___ Material provided ___
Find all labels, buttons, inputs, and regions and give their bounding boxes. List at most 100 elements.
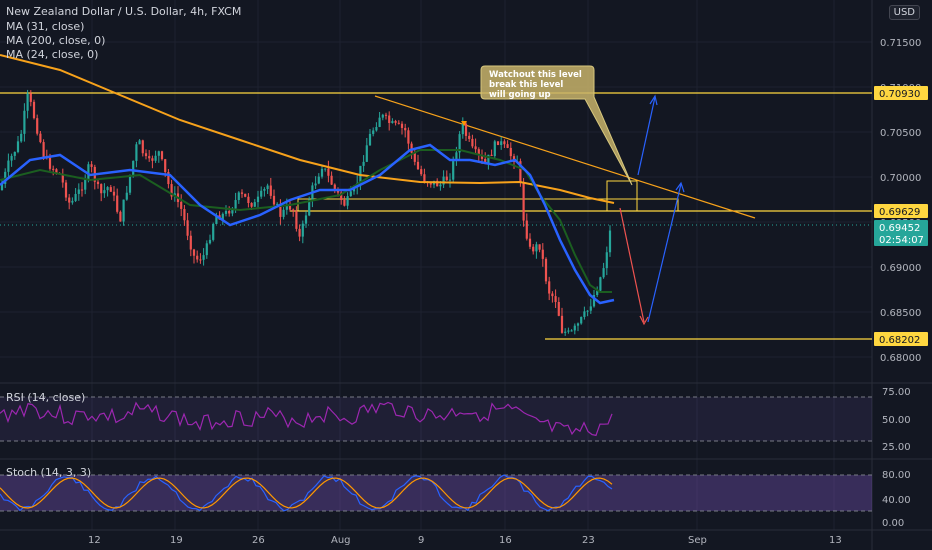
candle-body [272,195,276,205]
ma24-legend[interactable]: MA (24, close, 0) [6,48,99,61]
candle-body [13,151,16,156]
main-grid [0,0,872,530]
candle-body [103,190,106,194]
ma200-legend[interactable]: MA (200, close, 0) [6,34,106,47]
candle-body [496,141,500,145]
candle-body [388,115,391,123]
candle-body [324,168,327,170]
candle-body [10,155,13,161]
candle-body [240,192,244,194]
candle-body [429,183,432,185]
candle-body [180,201,183,209]
stoch-tick: 40.00 [882,495,911,506]
current-price-label: 0.69452 [879,223,920,234]
candle-body [269,185,272,196]
candle-body [391,121,394,123]
time-tick: 16 [499,535,512,546]
stoch-k-line[interactable] [0,474,613,512]
time-axis[interactable]: 12 19 26 Aug 9 16 23 Sep 13 [88,535,842,546]
candle-body [528,238,532,247]
candle-body [167,172,170,185]
candle-body [458,134,461,153]
descending-trendline[interactable] [374,95,756,219]
main-pane[interactable] [0,0,872,383]
candle-body [384,114,388,116]
candle-body [39,133,42,143]
candle-body [509,147,512,157]
candle-body [589,306,592,311]
candle-body [455,152,458,159]
candle-body [464,123,468,136]
candle-body [224,210,228,214]
rsi-tick: 25.00 [882,442,911,453]
rsi-legend[interactable]: RSI (14, close) [6,391,86,404]
candle-body [183,208,186,221]
candle-body [84,179,87,190]
stoch-axis: 80.00 40.00 0.00 [882,470,911,529]
candle-body [340,192,343,200]
candle-body [247,196,250,204]
price-tick: 0.69000 [880,263,921,274]
candle-body [400,123,404,128]
candle-body [519,161,522,183]
consolidation-box[interactable] [297,198,679,212]
time-tick: 9 [418,535,424,546]
candle-body [125,192,128,200]
candle-body [237,192,240,201]
stoch-d-line[interactable] [0,477,613,509]
candle-body [135,144,138,161]
candle-body [282,209,285,217]
callout-note[interactable]: Watchout this level break this level will … [480,65,633,186]
candle-body [234,200,237,209]
candle-body [592,295,596,307]
candle-body [266,185,269,189]
rsi-line[interactable] [0,401,613,437]
candle-body [138,140,141,145]
level-label: 0.70930 [879,89,920,100]
candle-body [128,174,132,193]
candle-body [96,181,100,185]
candle-body [170,184,173,197]
candle-body [602,268,605,278]
candle-body [250,203,253,207]
stoch-legend[interactable]: Stoch (14, 3, 3) [6,466,92,479]
rsi-tick: 50.00 [882,415,911,426]
candle-body [109,187,112,192]
symbol-title[interactable]: New Zealand Dollar / U.S. Dollar, 4h, FX… [6,5,242,18]
candle-body [420,169,423,175]
candle-body [157,151,160,156]
candle-body [567,330,570,332]
candle-body [292,209,295,212]
candle-body [317,176,320,184]
candle-body [468,135,471,139]
candle-body [477,149,480,156]
candle-body [423,174,426,182]
level-label: 0.68202 [879,335,920,346]
candle-body [368,133,372,146]
ma31-legend[interactable]: MA (31, close) [6,20,85,33]
candle-body [36,118,39,134]
rsi-band [0,397,872,441]
candle-body [164,159,167,173]
currency-button[interactable]: USD [888,5,920,20]
candle-body [439,184,442,187]
candle-body [304,215,308,224]
ma200-line[interactable] [0,54,615,204]
candle-body [71,200,74,203]
candle-body [205,243,208,256]
breakout-box[interactable] [606,180,638,212]
ma24-line[interactable] [0,149,612,293]
candle-body [461,123,464,135]
candle-body [308,199,311,216]
candle-body [471,138,474,147]
price-tick: 0.71500 [880,38,921,49]
candle-body [583,311,586,317]
ma31-line[interactable] [0,143,615,305]
candle-body [436,180,439,187]
candle-body [74,193,77,201]
candle-body [522,182,525,221]
candle-body [538,244,541,250]
bull-projection-arrows[interactable] [619,94,685,326]
time-tick: 19 [170,535,183,546]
___
Copy the material above word for word, line by line, and leave out the picture.

Find all labels, buttons, inputs, and regions and give their bounding boxes. List at most 100 elements.
candle-body [272,195,276,205]
ma24-legend[interactable]: MA (24, close, 0) [6,48,99,61]
candle-body [13,151,16,156]
main-grid [0,0,872,530]
candle-body [103,190,106,194]
ma200-legend[interactable]: MA (200, close, 0) [6,34,106,47]
candle-body [496,141,500,145]
candle-body [388,115,391,123]
candle-body [324,168,327,170]
candle-body [10,155,13,161]
candle-body [240,192,244,194]
candle-body [429,183,432,185]
candle-body [180,201,183,209]
stoch-tick: 40.00 [882,495,911,506]
current-price-label: 0.69452 [879,223,920,234]
candle-body [269,185,272,196]
candle-body [391,121,394,123]
time-tick: 16 [499,535,512,546]
stoch-k-line[interactable] [0,474,613,512]
time-axis[interactable]: 12 19 26 Aug 9 16 23 Sep 13 [88,535,842,546]
candle-body [528,238,532,247]
candle-body [167,172,170,185]
candle-body [458,134,461,153]
descending-trendline[interactable] [374,95,756,219]
main-pane[interactable] [0,0,872,383]
candle-body [384,114,388,116]
candle-body [39,133,42,143]
candle-body [509,147,512,157]
candle-body [589,306,592,311]
candle-body [455,152,458,159]
candle-body [464,123,468,136]
candle-body [224,210,228,214]
rsi-tick: 25.00 [882,442,911,453]
rsi-legend[interactable]: RSI (14, close) [6,391,86,404]
candle-body [183,208,186,221]
candle-body [84,179,87,190]
stoch-axis: 80.00 40.00 0.00 [882,470,911,529]
candle-body [340,192,343,200]
candle-body [247,196,250,204]
price-tick: 0.69000 [880,263,921,274]
candle-body [400,123,404,128]
candle-body [519,161,522,183]
consolidation-box[interactable] [297,198,679,212]
time-tick: 9 [418,535,424,546]
candle-body [125,192,128,200]
candle-body [237,192,240,201]
stoch-d-line[interactable] [0,477,613,509]
candle-body [135,144,138,161]
candle-body [282,209,285,217]
callout-note[interactable]: Watchout this level break this level will … [480,65,633,186]
candle-body [234,200,237,209]
candle-body [592,295,596,307]
candle-body [266,185,269,189]
rsi-line[interactable] [0,401,613,437]
candle-body [138,140,141,145]
level-label: 0.70930 [879,89,920,100]
candle-body [128,174,132,193]
candle-body [96,181,100,185]
candle-body [170,184,173,197]
candle-body [602,268,605,278]
candle-body [250,203,253,207]
stoch-legend[interactable]: Stoch (14, 3, 3) [6,466,92,479]
rsi-tick: 50.00 [882,415,911,426]
candle-body [109,187,112,192]
symbol-title[interactable]: New Zealand Dollar / U.S. Dollar, 4h, FX… [6,5,242,18]
candle-body [420,169,423,175]
candle-body [157,151,160,156]
candle-body [567,330,570,332]
candle-body [292,209,295,212]
candle-body [317,176,320,184]
candle-body [468,135,471,139]
candle-body [477,149,480,156]
candle-body [423,174,426,182]
level-label: 0.68202 [879,335,920,346]
candle-body [368,133,372,146]
ma31-legend[interactable]: MA (31, close) [6,20,85,33]
candle-body [36,118,39,134]
rsi-band [0,397,872,441]
candle-body [164,159,167,173]
currency-button[interactable]: USD [888,5,920,20]
candle-body [439,184,442,187]
candle-body [304,215,308,224]
ma200-line[interactable] [0,54,615,204]
candle-body [71,200,74,203]
candle-body [205,243,208,256]
breakout-box[interactable] [606,180,638,212]
ma24-line[interactable] [0,149,612,293]
candle-body [461,123,464,135]
candle-body [308,199,311,216]
candle-body [471,138,474,147]
price-tick: 0.71500 [880,38,921,49]
candle-body [583,311,586,317]
ma31-line[interactable] [0,143,615,305]
candle-body [436,180,439,187]
candle-body [74,193,77,201]
candle-body [522,182,525,221]
candle-body [538,244,541,250]
bull-projection-arrows[interactable] [619,94,685,326]
time-tick: 19 [170,535,183,546]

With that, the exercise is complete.